Set exercise>
Identify the lines that contain the string "text" and copy all of them.

::: Dataset

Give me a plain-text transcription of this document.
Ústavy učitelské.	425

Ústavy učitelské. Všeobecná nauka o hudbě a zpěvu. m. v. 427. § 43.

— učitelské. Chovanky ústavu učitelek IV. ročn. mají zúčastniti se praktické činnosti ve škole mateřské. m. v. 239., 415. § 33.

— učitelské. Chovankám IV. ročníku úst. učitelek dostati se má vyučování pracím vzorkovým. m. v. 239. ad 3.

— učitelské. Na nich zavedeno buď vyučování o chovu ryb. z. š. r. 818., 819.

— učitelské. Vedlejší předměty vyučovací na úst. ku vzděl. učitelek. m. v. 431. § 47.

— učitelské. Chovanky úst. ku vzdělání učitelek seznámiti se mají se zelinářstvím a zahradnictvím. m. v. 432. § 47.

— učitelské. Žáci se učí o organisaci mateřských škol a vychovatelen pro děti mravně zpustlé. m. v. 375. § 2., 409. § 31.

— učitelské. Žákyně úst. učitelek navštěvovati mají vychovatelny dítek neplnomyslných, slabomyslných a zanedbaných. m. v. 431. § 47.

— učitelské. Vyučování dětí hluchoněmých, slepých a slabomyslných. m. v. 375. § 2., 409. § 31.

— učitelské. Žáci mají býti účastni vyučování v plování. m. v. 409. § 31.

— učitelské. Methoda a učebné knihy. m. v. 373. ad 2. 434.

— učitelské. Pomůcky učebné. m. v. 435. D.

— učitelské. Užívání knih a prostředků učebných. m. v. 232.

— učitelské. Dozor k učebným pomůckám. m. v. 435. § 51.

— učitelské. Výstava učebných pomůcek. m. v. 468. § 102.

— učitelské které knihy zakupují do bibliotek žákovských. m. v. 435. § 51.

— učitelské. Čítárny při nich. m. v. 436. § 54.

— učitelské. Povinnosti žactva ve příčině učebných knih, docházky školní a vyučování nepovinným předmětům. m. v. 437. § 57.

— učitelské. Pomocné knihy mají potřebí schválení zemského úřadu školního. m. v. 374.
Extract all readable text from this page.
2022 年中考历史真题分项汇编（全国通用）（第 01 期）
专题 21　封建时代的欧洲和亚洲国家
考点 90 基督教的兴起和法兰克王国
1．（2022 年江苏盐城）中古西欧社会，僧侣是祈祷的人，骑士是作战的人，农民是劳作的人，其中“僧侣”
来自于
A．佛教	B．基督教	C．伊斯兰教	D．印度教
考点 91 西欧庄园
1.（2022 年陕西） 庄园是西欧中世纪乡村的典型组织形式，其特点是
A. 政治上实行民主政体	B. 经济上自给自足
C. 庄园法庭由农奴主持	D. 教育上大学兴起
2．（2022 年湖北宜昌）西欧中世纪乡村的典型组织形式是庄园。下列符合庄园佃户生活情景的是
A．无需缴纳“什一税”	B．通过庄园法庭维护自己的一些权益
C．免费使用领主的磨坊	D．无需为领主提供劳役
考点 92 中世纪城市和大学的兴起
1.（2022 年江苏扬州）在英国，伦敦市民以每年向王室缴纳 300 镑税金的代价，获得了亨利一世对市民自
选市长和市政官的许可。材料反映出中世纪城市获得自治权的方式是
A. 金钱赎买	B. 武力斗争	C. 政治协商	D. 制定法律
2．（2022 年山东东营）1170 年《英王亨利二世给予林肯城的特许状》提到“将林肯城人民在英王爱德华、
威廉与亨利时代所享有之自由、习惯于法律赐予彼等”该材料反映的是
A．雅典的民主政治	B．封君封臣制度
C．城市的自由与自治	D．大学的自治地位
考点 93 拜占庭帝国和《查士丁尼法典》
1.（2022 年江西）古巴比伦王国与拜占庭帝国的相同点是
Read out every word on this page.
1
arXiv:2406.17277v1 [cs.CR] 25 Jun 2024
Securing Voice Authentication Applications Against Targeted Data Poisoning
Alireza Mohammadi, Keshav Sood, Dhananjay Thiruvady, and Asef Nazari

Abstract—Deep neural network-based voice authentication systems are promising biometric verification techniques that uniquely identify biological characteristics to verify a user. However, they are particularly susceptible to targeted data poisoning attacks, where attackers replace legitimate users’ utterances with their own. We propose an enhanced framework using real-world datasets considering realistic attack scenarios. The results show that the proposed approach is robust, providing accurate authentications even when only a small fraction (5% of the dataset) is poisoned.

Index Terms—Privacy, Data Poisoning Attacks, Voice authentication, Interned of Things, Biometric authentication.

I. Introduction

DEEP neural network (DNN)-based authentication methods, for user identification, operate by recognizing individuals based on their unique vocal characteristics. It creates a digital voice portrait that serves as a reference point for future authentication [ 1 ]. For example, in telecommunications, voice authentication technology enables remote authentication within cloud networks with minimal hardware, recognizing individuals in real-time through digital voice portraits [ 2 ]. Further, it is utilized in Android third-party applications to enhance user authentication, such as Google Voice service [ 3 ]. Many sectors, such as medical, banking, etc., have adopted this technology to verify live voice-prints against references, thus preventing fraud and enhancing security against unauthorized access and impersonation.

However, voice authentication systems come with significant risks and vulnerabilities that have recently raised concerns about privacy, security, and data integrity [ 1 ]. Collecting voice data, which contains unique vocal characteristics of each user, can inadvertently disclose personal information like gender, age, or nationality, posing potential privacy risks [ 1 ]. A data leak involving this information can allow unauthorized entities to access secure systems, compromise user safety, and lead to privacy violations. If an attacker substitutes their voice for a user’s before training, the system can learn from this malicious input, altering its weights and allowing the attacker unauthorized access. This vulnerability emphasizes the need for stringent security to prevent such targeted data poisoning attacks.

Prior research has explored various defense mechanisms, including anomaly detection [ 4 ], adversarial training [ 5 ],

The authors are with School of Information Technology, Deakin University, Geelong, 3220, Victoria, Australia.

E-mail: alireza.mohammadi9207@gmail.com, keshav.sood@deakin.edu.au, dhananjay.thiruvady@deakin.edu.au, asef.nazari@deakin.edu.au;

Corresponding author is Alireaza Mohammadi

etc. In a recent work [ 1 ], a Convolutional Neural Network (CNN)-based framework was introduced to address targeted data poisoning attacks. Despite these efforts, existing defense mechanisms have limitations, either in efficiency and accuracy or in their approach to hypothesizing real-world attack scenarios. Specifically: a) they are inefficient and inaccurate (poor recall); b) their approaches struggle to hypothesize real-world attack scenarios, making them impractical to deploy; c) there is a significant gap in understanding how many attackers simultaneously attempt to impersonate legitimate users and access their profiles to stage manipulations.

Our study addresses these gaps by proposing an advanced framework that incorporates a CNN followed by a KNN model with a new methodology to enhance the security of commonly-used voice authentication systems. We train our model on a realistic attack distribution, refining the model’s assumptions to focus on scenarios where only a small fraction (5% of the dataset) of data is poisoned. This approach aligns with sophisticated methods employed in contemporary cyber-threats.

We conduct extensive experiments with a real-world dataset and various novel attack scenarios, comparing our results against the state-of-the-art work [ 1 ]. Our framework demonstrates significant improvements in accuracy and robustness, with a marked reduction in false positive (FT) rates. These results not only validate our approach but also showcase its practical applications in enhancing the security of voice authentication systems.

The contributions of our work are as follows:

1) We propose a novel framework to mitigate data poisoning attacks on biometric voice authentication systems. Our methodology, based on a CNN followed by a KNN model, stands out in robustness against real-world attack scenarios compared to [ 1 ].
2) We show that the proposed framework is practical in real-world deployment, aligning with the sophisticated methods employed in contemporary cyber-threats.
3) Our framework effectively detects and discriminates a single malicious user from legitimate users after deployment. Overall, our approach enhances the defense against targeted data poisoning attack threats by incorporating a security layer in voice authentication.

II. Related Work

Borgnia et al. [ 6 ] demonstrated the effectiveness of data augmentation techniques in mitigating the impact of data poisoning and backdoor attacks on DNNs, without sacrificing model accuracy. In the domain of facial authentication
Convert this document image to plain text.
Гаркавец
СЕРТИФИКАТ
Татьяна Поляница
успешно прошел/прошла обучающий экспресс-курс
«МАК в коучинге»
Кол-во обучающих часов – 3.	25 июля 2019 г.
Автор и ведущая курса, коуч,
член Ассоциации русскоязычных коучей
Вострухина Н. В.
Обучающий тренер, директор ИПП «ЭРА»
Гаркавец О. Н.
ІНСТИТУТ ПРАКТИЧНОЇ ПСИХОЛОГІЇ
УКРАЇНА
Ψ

::::::

Final answer>
Give me a plain-text transcription of this document.
Extract all readable text from this page.
Convert this document image to plain text.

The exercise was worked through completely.